*MATERIAL FOR THIS TASK:*

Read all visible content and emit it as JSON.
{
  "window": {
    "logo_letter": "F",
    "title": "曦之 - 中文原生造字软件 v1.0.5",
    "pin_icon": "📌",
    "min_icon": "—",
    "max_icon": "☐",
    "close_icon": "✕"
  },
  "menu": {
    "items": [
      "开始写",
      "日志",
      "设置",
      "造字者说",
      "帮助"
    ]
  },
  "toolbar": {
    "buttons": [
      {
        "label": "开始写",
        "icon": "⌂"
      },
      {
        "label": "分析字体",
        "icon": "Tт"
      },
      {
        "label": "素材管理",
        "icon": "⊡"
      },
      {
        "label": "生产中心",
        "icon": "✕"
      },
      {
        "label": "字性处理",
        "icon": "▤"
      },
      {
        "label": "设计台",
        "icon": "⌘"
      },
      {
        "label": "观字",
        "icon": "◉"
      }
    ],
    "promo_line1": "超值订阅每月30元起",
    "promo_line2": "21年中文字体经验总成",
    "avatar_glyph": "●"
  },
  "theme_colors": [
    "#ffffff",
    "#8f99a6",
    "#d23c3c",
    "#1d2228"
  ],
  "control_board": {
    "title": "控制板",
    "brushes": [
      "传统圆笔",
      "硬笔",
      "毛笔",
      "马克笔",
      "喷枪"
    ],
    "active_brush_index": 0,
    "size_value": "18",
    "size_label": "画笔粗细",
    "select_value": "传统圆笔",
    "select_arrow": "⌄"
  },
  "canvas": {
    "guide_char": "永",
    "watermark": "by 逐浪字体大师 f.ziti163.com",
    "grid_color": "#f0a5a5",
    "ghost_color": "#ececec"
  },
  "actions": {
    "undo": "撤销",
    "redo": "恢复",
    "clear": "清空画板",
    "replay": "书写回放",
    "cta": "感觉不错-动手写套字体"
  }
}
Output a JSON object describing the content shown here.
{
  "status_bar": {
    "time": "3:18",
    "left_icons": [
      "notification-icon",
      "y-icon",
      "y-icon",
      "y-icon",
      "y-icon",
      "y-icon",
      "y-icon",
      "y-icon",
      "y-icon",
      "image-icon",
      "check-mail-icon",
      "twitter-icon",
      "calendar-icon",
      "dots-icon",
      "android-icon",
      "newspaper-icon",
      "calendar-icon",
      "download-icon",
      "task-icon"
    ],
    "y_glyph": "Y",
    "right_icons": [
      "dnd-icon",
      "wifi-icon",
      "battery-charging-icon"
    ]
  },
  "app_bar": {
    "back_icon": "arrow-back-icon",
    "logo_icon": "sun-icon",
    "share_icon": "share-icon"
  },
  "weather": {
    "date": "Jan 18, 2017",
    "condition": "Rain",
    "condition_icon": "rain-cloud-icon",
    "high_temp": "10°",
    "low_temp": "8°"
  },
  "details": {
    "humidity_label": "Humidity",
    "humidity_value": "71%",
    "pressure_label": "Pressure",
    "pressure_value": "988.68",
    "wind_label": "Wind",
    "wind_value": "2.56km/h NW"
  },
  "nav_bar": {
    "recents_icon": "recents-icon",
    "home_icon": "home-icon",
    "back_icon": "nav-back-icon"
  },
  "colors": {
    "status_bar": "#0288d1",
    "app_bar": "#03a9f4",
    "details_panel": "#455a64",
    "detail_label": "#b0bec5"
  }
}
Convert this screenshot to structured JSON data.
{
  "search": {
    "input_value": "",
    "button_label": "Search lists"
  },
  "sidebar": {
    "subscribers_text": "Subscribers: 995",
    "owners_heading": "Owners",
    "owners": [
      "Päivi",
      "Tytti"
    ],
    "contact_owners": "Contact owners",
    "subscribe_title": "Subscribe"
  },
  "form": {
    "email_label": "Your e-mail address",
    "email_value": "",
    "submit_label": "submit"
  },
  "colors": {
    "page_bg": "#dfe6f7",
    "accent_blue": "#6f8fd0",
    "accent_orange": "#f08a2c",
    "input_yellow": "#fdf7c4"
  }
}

*WHAT NEEDS TO BE DONE:* Make an exact copy of the listing, including every line.

*EXERCISE SOLUTION:*
Read all visible content and emit it as JSON.
{
  "window": {
    "logo_letter": "F",
    "title": "曦之 - 中文原生造字软件 v1.0.5",
    "pin_icon": "📌",
    "min_icon": "—",
    "max_icon": "☐",
    "close_icon": "✕"
  },
  "menu": {
    "items": [
      "开始写",
      "日志",
      "设置",
      "造字者说",
      "帮助"
    ]
  },
  "toolbar": {
    "buttons": [
      {
        "label": "开始写",
        "icon": "⌂"
      },
      {
        "label": "分析字体",
        "icon": "Tт"
      },
      {
        "label": "素材管理",
        "icon": "⊡"
      },
      {
        "label": "生产中心",
        "icon": "✕"
      },
      {
        "label": "字性处理",
        "icon": "▤"
      },
      {
        "label": "设计台",
        "icon": "⌘"
      },
      {
        "label": "观字",
        "icon": "◉"
      }
    ],
    "promo_line1": "超值订阅每月30元起",
    "promo_line2": "21年中文字体经验总成",
    "avatar_glyph": "●"
  },
  "theme_colors": [
    "#ffffff",
    "#8f99a6",
    "#d23c3c",
    "#1d2228"
  ],
  "control_board": {
    "title": "控制板",
    "brushes": [
      "传统圆笔",
      "硬笔",
      "毛笔",
      "马克笔",
      "喷枪"
    ],
    "active_brush_index": 0,
    "size_value": "18",
    "size_label": "画笔粗细",
    "select_value": "传统圆笔",
    "select_arrow": "⌄"
  },
  "canvas": {
    "guide_char": "永",
    "watermark": "by 逐浪字体大师 f.ziti163.com",
    "grid_color": "#f0a5a5",
    "ghost_color": "#ececec"
  },
  "actions": {
    "undo": "撤销",
    "redo": "恢复",
    "clear": "清空画板",
    "replay": "书写回放",
    "cta": "感觉不错-动手写套字体"
  }
}
Output a JSON object describing the content shown here.
{
  "status_bar": {
    "time": "3:18",
    "left_icons": [
      "notification-icon",
      "y-icon",
      "y-icon",
      "y-icon",
      "y-icon",
      "y-icon",
      "y-icon",
      "y-icon",
      "y-icon",
      "image-icon",
      "check-mail-icon",
      "twitter-icon",
      "calendar-icon",
      "dots-icon",
      "android-icon",
      "newspaper-icon",
      "calendar-icon",
      "download-icon",
      "task-icon"
    ],
    "y_glyph": "Y",
    "right_icons": [
      "dnd-icon",
      "wifi-icon",
      "battery-charging-icon"
    ]
  },
  "app_bar": {
    "back_icon": "arrow-back-icon",
    "logo_icon": "sun-icon",
    "share_icon": "share-icon"
  },
  "weather": {
    "date": "Jan 18, 2017",
    "condition": "Rain",
    "condition_icon": "rain-cloud-icon",
    "high_temp": "10°",
    "low_temp": "8°"
  },
  "details": {
    "humidity_label": "Humidity",
    "humidity_value": "71%",
    "pressure_label": "Pressure",
    "pressure_value": "988.68",
    "wind_label": "Wind",
    "wind_value": "2.56km/h NW"
  },
  "nav_bar": {
    "recents_icon": "recents-icon",
    "home_icon": "home-icon",
    "back_icon": "nav-back-icon"
  },
  "colors": {
    "status_bar": "#0288d1",
    "app_bar": "#03a9f4",
    "details_panel": "#455a64",
    "detail_label": "#b0bec5"
  }
}
Convert this screenshot to structured JSON data.
{
  "search": {
    "input_value": "",
    "button_label": "Search lists"
  },
  "sidebar": {
    "subscribers_text": "Subscribers: 995",
    "owners_heading": "Owners",
    "owners": [
      "Päivi",
      "Tytti"
    ],
    "contact_owners": "Contact owners",
    "subscribe_title": "Subscribe"
  },
  "form": {
    "email_label": "Your e-mail address",
    "email_value": "",
    "submit_label": "submit"
  },
  "colors": {
    "page_bg": "#dfe6f7",
    "accent_blue": "#6f8fd0",
    "accent_orange": "#f08a2c",
    "input_yellow": "#fdf7c4"
  }
}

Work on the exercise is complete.